======== RECORDS SUPPLIED

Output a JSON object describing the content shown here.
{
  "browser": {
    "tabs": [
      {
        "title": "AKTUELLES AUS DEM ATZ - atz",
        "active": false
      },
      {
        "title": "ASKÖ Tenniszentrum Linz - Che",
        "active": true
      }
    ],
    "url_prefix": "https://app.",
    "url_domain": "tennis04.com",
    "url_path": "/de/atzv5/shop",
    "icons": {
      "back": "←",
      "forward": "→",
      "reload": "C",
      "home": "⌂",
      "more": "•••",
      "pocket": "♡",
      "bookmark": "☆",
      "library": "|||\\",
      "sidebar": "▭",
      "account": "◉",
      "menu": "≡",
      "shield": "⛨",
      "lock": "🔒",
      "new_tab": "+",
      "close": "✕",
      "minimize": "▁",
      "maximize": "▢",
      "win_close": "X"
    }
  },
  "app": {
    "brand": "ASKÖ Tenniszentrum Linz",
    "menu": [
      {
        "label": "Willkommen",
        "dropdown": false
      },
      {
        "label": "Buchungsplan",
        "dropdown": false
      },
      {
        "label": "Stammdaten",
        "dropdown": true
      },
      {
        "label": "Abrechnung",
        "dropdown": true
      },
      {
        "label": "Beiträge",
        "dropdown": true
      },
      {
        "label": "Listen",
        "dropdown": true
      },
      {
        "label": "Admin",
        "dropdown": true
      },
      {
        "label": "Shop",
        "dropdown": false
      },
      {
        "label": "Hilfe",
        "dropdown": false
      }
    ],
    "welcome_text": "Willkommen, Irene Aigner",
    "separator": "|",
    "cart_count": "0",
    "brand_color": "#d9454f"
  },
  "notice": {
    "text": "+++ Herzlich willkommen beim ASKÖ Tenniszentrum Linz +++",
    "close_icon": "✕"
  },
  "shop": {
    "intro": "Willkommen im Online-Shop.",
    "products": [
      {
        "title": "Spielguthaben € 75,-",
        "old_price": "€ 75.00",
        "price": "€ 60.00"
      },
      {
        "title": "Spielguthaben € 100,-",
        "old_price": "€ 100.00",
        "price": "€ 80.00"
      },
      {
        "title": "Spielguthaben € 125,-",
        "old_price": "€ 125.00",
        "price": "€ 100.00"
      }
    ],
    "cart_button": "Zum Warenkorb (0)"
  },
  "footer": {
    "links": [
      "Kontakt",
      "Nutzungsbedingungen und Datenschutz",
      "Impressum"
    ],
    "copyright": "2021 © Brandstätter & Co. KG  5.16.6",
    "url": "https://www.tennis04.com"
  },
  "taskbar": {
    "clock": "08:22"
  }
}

================

_SET TASK_:
Scan the lines for the string "https". Pick out every line that has it.

_IN RESPONSE_:
    "url_prefix": "https://app.",
    "url": "https://www.tennis04.com"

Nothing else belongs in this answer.